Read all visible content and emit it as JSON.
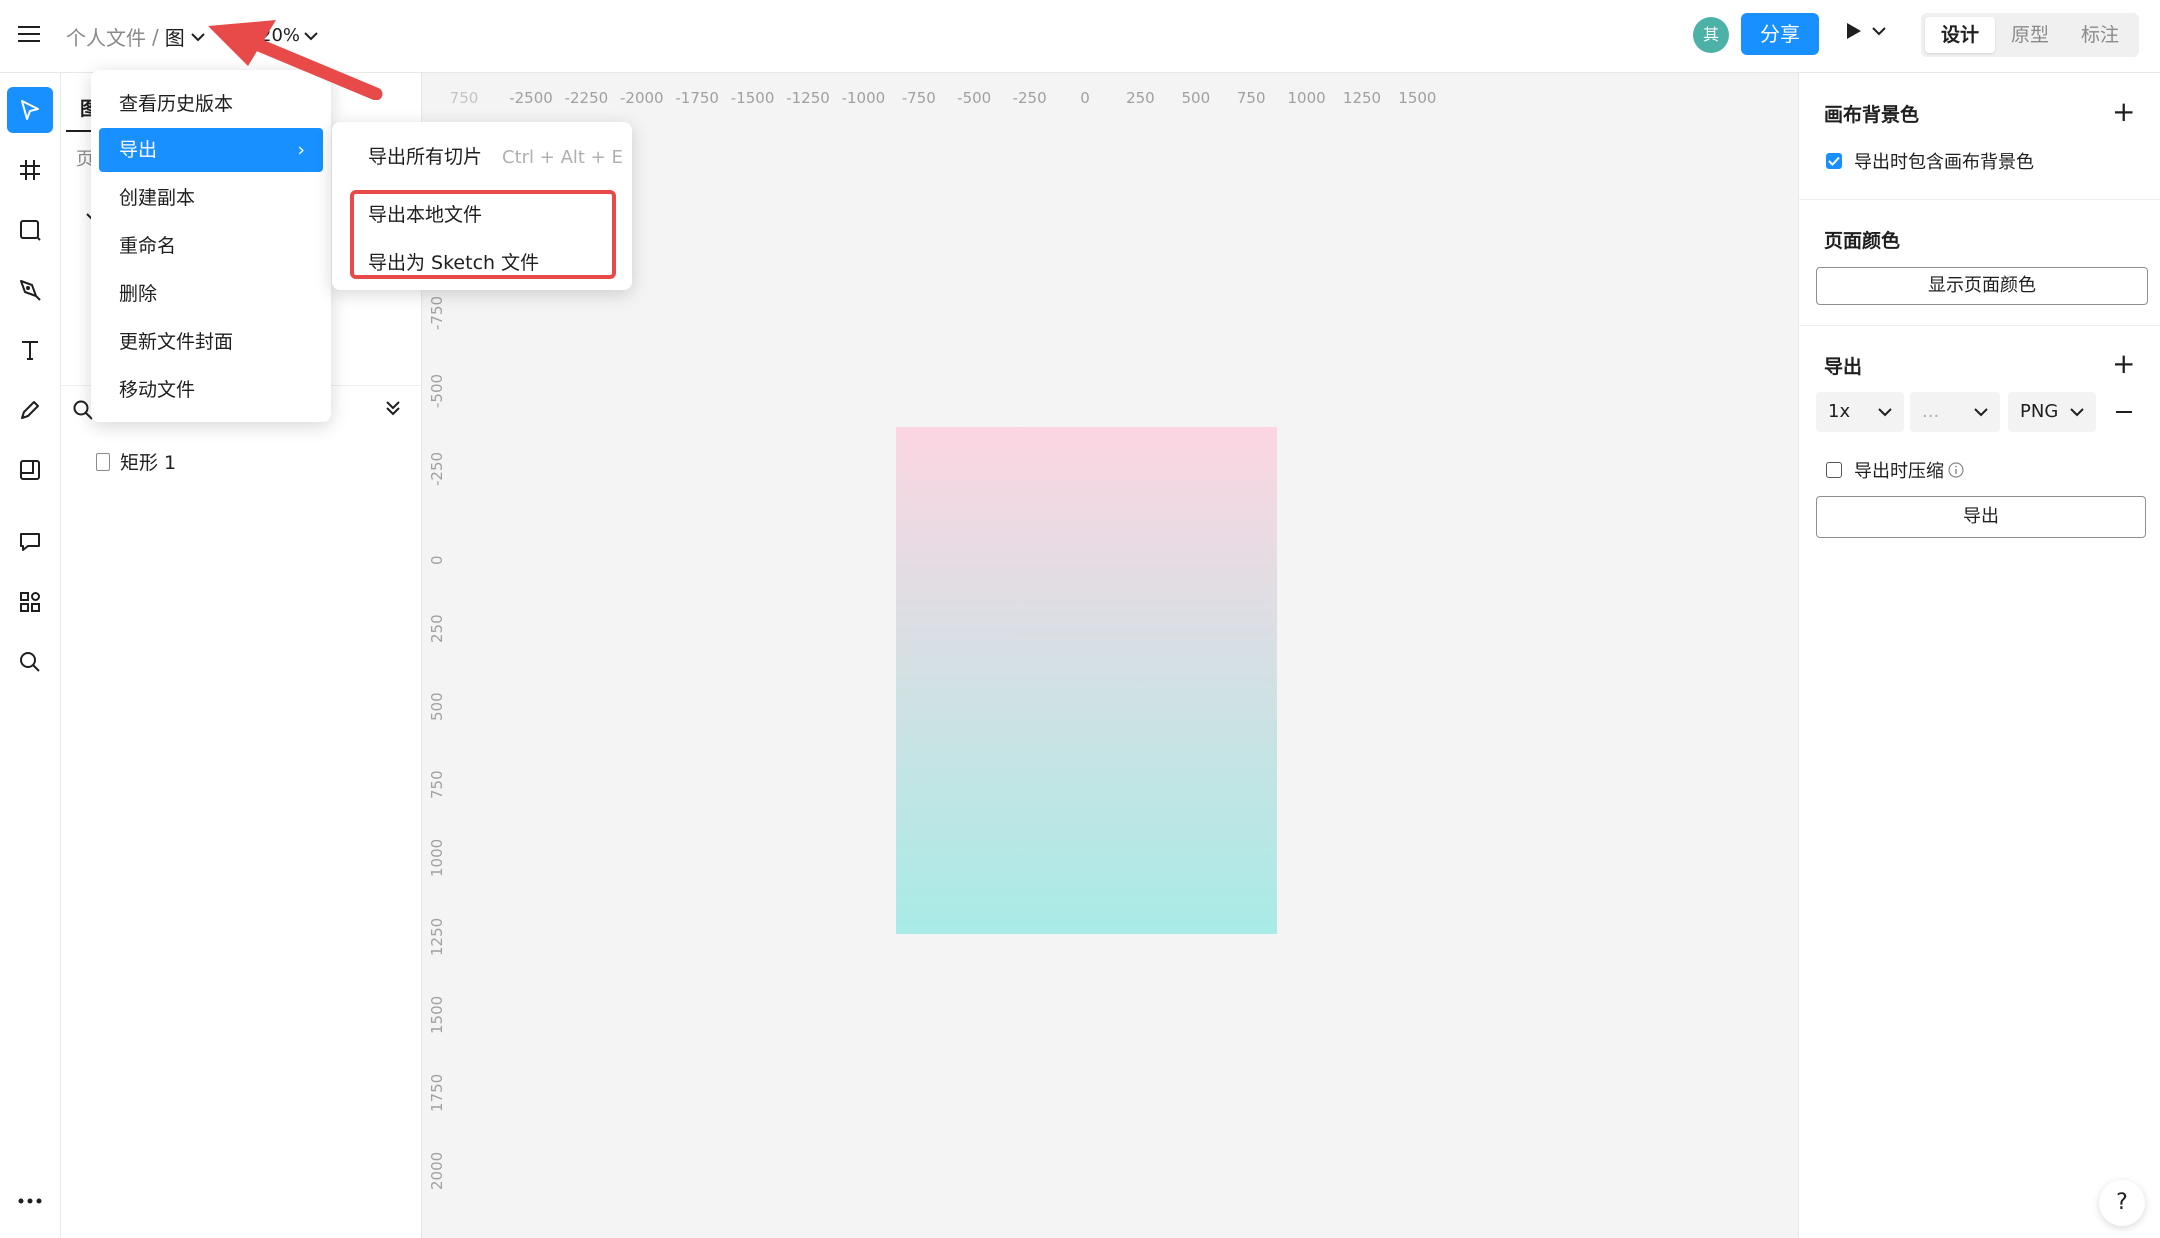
{
  "header": {
    "breadcrumb_root": "个人文件",
    "breadcrumb_sep": "/",
    "breadcrumb_current": "图",
    "zoom": "20%",
    "avatar_initial": "其",
    "share_label": "分享",
    "tabs": [
      "设计",
      "原型",
      "标注"
    ],
    "active_tab": "设计"
  },
  "layers_panel": {
    "tab_label_partial": "图",
    "page_label_partial": "页",
    "layer_name": "矩形 1"
  },
  "file_menu": {
    "items": [
      "查看历史版本",
      "导出",
      "创建副本",
      "重命名",
      "删除",
      "更新文件封面",
      "移动文件"
    ],
    "active_item": "导出",
    "submenu_arrow": "›"
  },
  "export_submenu": {
    "items": [
      {
        "label": "导出所有切片",
        "shortcut": "Ctrl + Alt + E"
      },
      {
        "label": "导出本地文件",
        "shortcut": ""
      },
      {
        "label": "导出为 Sketch 文件",
        "shortcut": ""
      }
    ]
  },
  "ruler": {
    "horizontal": [
      "-2500",
      "-2250",
      "-2000",
      "-1750",
      "-1500",
      "-1250",
      "-1000",
      "-750",
      "-500",
      "-250",
      "0",
      "250",
      "500",
      "750",
      "1000",
      "1250",
      "1500"
    ],
    "vertical": [
      "-750",
      "-500",
      "-250",
      "0",
      "250",
      "500",
      "750",
      "1000",
      "1250",
      "1500",
      "1750",
      "2000"
    ]
  },
  "right_panel": {
    "canvas_bg_title": "画布背景色",
    "include_bg_label": "导出时包含画布背景色",
    "include_bg_checked": true,
    "page_color_title": "页面颜色",
    "show_page_color_button": "显示页面颜色",
    "export_title": "导出",
    "scale": "1x",
    "suffix_placeholder": "...",
    "format": "PNG",
    "compress_label": "导出时压缩",
    "compress_checked": false,
    "export_button": "导出"
  },
  "help_label": "?",
  "colors": {
    "accent": "#1890ff",
    "highlight": "#e84a4a",
    "gradient_top": "#fcd6e2",
    "gradient_bottom": "#a8ebe6"
  }
}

-=-=-

**To be done**:
Exclude all images and restate the records above word for word.

**Full solution**:
Read all visible content and emit it as JSON.
{
  "header": {
    "breadcrumb_root": "个人文件",
    "breadcrumb_sep": "/",
    "breadcrumb_current": "图",
    "zoom": "20%",
    "avatar_initial": "其",
    "share_label": "分享",
    "tabs": [
      "设计",
      "原型",
      "标注"
    ],
    "active_tab": "设计"
  },
  "layers_panel": {
    "tab_label_partial": "图",
    "page_label_partial": "页",
    "layer_name": "矩形 1"
  },
  "file_menu": {
    "items": [
      "查看历史版本",
      "导出",
      "创建副本",
      "重命名",
      "删除",
      "更新文件封面",
      "移动文件"
    ],
    "active_item": "导出",
    "submenu_arrow": "›"
  },
  "export_submenu": {
    "items": [
      {
        "label": "导出所有切片",
        "shortcut": "Ctrl + Alt + E"
      },
      {
        "label": "导出本地文件",
        "shortcut": ""
      },
      {
        "label": "导出为 Sketch 文件",
        "shortcut": ""
      }
    ]
  },
  "ruler": {
    "horizontal": [
      "-2500",
      "-2250",
      "-2000",
      "-1750",
      "-1500",
      "-1250",
      "-1000",
      "-750",
      "-500",
      "-250",
      "0",
      "250",
      "500",
      "750",
      "1000",
      "1250",
      "1500"
    ],
    "vertical": [
      "-750",
      "-500",
      "-250",
      "0",
      "250",
      "500",
      "750",
      "1000",
      "1250",
      "1500",
      "1750",
      "2000"
    ]
  },
  "right_panel": {
    "canvas_bg_title": "画布背景色",
    "include_bg_label": "导出时包含画布背景色",
    "include_bg_checked": true,
    "page_color_title": "页面颜色",
    "show_page_color_button": "显示页面颜色",
    "export_title": "导出",
    "scale": "1x",
    "suffix_placeholder": "...",
    "format": "PNG",
    "compress_label": "导出时压缩",
    "compress_checked": false,
    "export_button": "导出"
  },
  "help_label": "?",
  "colors": {
    "accent": "#1890ff",
    "highlight": "#e84a4a",
    "gradient_top": "#fcd6e2",
    "gradient_bottom": "#a8ebe6"
  }
}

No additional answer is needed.